→ Given exercise
Skip the pictures and repeat each line of the data exactly.
________________________
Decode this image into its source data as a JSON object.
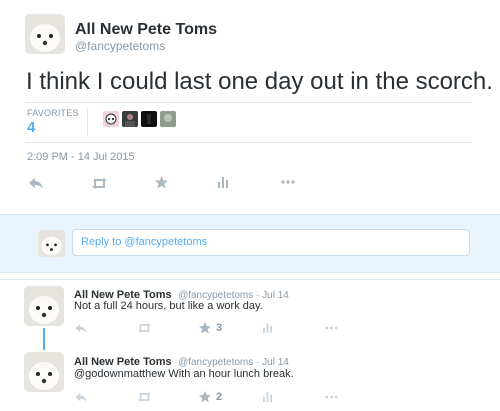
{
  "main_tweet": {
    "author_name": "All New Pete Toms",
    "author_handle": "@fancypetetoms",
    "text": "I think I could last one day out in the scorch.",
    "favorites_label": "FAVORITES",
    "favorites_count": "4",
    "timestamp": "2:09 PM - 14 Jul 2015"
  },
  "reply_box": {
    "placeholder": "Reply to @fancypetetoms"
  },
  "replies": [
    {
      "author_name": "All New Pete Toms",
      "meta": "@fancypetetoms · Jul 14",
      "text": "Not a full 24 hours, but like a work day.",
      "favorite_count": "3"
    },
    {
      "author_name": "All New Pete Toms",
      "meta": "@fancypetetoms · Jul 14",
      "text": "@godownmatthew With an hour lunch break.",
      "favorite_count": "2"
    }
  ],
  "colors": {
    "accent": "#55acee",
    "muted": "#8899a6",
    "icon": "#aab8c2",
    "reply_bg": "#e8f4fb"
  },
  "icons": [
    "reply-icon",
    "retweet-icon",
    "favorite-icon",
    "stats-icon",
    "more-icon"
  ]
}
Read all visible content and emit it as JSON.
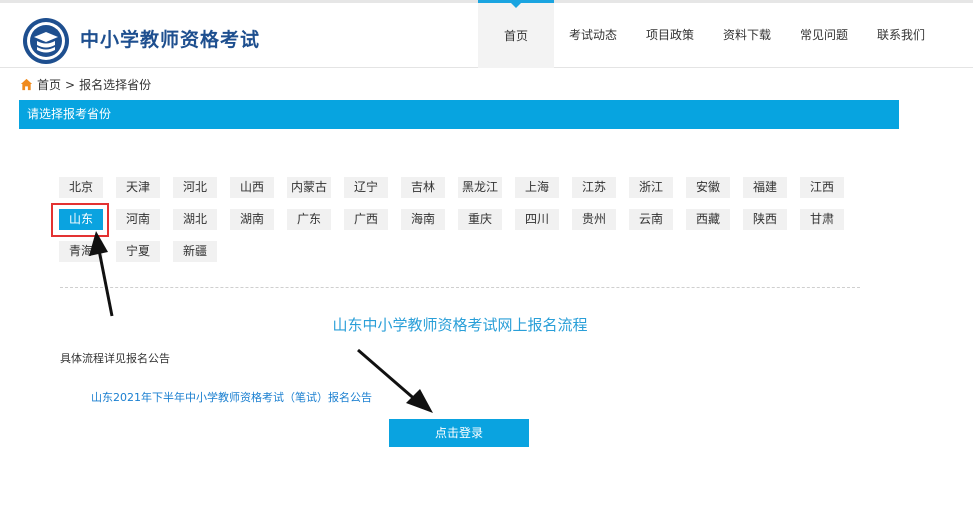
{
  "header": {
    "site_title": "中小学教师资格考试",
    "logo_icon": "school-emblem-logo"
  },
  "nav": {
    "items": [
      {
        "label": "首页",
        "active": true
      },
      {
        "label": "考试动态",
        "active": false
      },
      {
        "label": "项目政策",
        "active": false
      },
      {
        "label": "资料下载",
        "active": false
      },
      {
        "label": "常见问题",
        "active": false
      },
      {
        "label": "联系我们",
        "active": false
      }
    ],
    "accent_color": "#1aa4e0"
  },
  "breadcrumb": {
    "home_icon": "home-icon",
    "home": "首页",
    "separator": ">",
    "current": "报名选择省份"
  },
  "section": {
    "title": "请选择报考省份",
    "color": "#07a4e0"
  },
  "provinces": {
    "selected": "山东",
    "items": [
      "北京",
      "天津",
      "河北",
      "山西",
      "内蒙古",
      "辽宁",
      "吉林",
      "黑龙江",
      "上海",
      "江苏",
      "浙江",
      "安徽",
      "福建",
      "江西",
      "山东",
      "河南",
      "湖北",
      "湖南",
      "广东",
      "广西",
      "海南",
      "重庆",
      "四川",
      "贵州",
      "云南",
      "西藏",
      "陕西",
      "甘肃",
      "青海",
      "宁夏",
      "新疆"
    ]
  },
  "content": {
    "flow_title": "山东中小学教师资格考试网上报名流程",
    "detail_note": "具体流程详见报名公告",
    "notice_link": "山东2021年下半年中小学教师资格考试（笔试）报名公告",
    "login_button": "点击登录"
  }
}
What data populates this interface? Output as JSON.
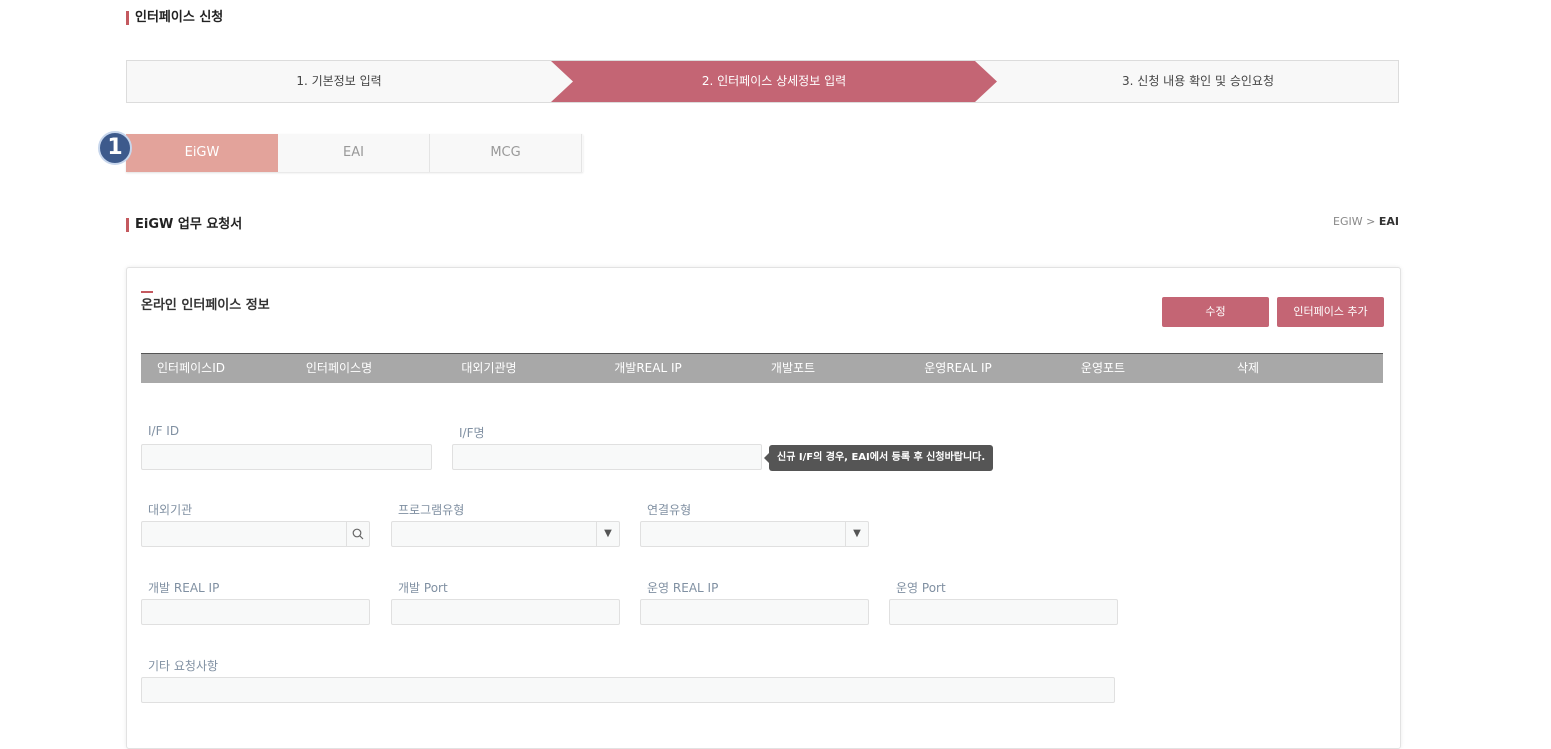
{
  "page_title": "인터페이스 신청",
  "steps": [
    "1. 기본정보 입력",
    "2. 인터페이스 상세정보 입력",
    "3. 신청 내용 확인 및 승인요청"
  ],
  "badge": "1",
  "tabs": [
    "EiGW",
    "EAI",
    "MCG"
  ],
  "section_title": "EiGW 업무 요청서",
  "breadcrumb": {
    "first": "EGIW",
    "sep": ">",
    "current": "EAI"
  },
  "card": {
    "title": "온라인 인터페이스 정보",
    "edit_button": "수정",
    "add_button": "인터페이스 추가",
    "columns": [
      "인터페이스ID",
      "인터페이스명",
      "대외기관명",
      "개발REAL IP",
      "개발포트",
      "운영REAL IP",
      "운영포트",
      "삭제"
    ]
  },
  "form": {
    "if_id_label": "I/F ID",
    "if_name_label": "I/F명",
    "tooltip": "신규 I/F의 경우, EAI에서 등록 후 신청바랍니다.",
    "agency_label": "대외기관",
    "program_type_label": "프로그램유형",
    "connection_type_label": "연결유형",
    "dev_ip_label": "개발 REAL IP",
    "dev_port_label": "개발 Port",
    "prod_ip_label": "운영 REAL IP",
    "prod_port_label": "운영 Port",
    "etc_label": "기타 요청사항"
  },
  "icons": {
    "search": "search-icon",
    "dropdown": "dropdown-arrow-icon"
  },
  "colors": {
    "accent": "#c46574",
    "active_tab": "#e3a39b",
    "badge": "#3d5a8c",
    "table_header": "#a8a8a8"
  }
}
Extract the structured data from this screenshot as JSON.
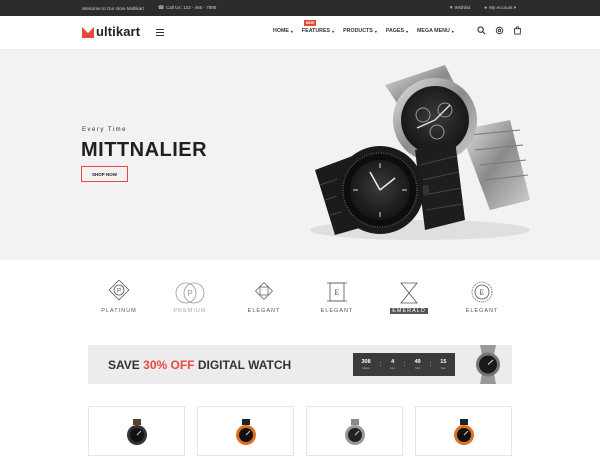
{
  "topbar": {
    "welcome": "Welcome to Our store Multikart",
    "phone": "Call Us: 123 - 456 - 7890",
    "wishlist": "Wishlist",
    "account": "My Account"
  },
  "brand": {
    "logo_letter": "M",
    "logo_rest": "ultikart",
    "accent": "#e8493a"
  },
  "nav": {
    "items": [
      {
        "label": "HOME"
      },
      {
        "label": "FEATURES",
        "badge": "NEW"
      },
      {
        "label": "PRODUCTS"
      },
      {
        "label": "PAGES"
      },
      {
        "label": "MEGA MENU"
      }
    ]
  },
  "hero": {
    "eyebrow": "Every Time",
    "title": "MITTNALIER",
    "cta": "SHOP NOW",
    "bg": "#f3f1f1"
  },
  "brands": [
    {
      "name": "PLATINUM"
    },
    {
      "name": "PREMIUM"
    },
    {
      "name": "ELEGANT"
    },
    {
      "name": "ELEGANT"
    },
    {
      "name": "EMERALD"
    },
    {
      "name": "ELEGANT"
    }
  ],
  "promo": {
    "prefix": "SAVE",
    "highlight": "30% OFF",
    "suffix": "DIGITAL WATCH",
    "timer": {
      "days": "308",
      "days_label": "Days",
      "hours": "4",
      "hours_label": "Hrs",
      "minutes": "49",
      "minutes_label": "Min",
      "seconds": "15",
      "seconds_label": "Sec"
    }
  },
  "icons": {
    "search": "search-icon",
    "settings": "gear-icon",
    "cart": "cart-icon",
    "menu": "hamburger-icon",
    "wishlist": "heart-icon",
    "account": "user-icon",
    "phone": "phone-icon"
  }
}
________________________
→ Exercise output
Decode this image into its source data as a JSON object.
{
  "main_tweet": {
    "author_name": "All New Pete Toms",
    "author_handle": "@fancypetetoms",
    "text": "I think I could last one day out in the scorch.",
    "favorites_label": "FAVORITES",
    "favorites_count": "4",
    "timestamp": "2:09 PM - 14 Jul 2015"
  },
  "reply_box": {
    "placeholder": "Reply to @fancypetetoms"
  },
  "replies": [
    {
      "author_name": "All New Pete Toms",
      "meta": "@fancypetetoms · Jul 14",
      "text": "Not a full 24 hours, but like a work day.",
      "favorite_count": "3"
    },
    {
      "author_name": "All New Pete Toms",
      "meta": "@fancypetetoms · Jul 14",
      "text": "@godownmatthew With an hour lunch break.",
      "favorite_count": "2"
    }
  ],
  "colors": {
    "accent": "#55acee",
    "muted": "#8899a6",
    "icon": "#aab8c2",
    "reply_bg": "#e8f4fb"
  },
  "icons": [
    "reply-icon",
    "retweet-icon",
    "favorite-icon",
    "stats-icon",
    "more-icon"
  ]
}
Read all visible content and emit it as JSON.
{
  "header": {
    "site_title": "中小学教师资格考试",
    "logo_icon": "school-emblem-logo"
  },
  "nav": {
    "items": [
      {
        "label": "首页",
        "active": true
      },
      {
        "label": "考试动态",
        "active": false
      },
      {
        "label": "项目政策",
        "active": false
      },
      {
        "label": "资料下载",
        "active": false
      },
      {
        "label": "常见问题",
        "active": false
      },
      {
        "label": "联系我们",
        "active": false
      }
    ],
    "accent_color": "#1aa4e0"
  },
  "breadcrumb": {
    "home_icon": "home-icon",
    "home": "首页",
    "separator": ">",
    "current": "报名选择省份"
  },
  "section": {
    "title": "请选择报考省份",
    "color": "#07a4e0"
  },
  "provinces": {
    "selected": "山东",
    "items": [
      "北京",
      "天津",
      "河北",
      "山西",
      "内蒙古",
      "辽宁",
      "吉林",
      "黑龙江",
      "上海",
      "江苏",
      "浙江",
      "安徽",
      "福建",
      "江西",
      "山东",
      "河南",
      "湖北",
      "湖南",
      "广东",
      "广西",
      "海南",
      "重庆",
      "四川",
      "贵州",
      "云南",
      "西藏",
      "陕西",
      "甘肃",
      "青海",
      "宁夏",
      "新疆"
    ]
  },
  "content": {
    "flow_title": "山东中小学教师资格考试网上报名流程",
    "detail_note": "具体流程详见报名公告",
    "notice_link": "山东2021年下半年中小学教师资格考试（笔试）报名公告",
    "login_button": "点击登录"
  }
}
What data populates this interface? Output as JSON.
{
  "page_title": "인터페이스 신청",
  "steps": [
    "1. 기본정보 입력",
    "2. 인터페이스 상세정보 입력",
    "3. 신청 내용 확인 및 승인요청"
  ],
  "badge": "1",
  "tabs": [
    "EiGW",
    "EAI",
    "MCG"
  ],
  "section_title": "EiGW 업무 요청서",
  "breadcrumb": {
    "first": "EGIW",
    "sep": ">",
    "current": "EAI"
  },
  "card": {
    "title": "온라인 인터페이스 정보",
    "edit_button": "수정",
    "add_button": "인터페이스 추가",
    "columns": [
      "인터페이스ID",
      "인터페이스명",
      "대외기관명",
      "개발REAL IP",
      "개발포트",
      "운영REAL IP",
      "운영포트",
      "삭제"
    ]
  },
  "form": {
    "if_id_label": "I/F ID",
    "if_name_label": "I/F명",
    "tooltip": "신규 I/F의 경우, EAI에서 등록 후 신청바랍니다.",
    "agency_label": "대외기관",
    "program_type_label": "프로그램유형",
    "connection_type_label": "연결유형",
    "dev_ip_label": "개발 REAL IP",
    "dev_port_label": "개발 Port",
    "prod_ip_label": "운영 REAL IP",
    "prod_port_label": "운영 Port",
    "etc_label": "기타 요청사항"
  },
  "icons": {
    "search": "search-icon",
    "dropdown": "dropdown-arrow-icon"
  },
  "colors": {
    "accent": "#c46574",
    "active_tab": "#e3a39b",
    "badge": "#3d5a8c",
    "table_header": "#a8a8a8"
  }
}
Extract the structured data from this screenshot as JSON.
{
  "topbar": {
    "welcome": "Welcome to Our store Multikart",
    "phone": "Call Us: 123 - 456 - 7890",
    "wishlist": "Wishlist",
    "account": "My Account"
  },
  "brand": {
    "logo_letter": "M",
    "logo_rest": "ultikart",
    "accent": "#e8493a"
  },
  "nav": {
    "items": [
      {
        "label": "HOME"
      },
      {
        "label": "FEATURES",
        "badge": "NEW"
      },
      {
        "label": "PRODUCTS"
      },
      {
        "label": "PAGES"
      },
      {
        "label": "MEGA MENU"
      }
    ]
  },
  "hero": {
    "eyebrow": "Every Time",
    "title": "MITTNALIER",
    "cta": "SHOP NOW",
    "bg": "#f3f1f1"
  },
  "brands": [
    {
      "name": "PLATINUM"
    },
    {
      "name": "PREMIUM"
    },
    {
      "name": "ELEGANT"
    },
    {
      "name": "ELEGANT"
    },
    {
      "name": "EMERALD"
    },
    {
      "name": "ELEGANT"
    }
  ],
  "promo": {
    "prefix": "SAVE",
    "highlight": "30% OFF",
    "suffix": "DIGITAL WATCH",
    "timer": {
      "days": "308",
      "days_label": "Days",
      "hours": "4",
      "hours_label": "Hrs",
      "minutes": "49",
      "minutes_label": "Min",
      "seconds": "15",
      "seconds_label": "Sec"
    }
  },
  "icons": {
    "search": "search-icon",
    "settings": "gear-icon",
    "cart": "cart-icon",
    "menu": "hamburger-icon",
    "wishlist": "heart-icon",
    "account": "user-icon",
    "phone": "phone-icon"
  }
}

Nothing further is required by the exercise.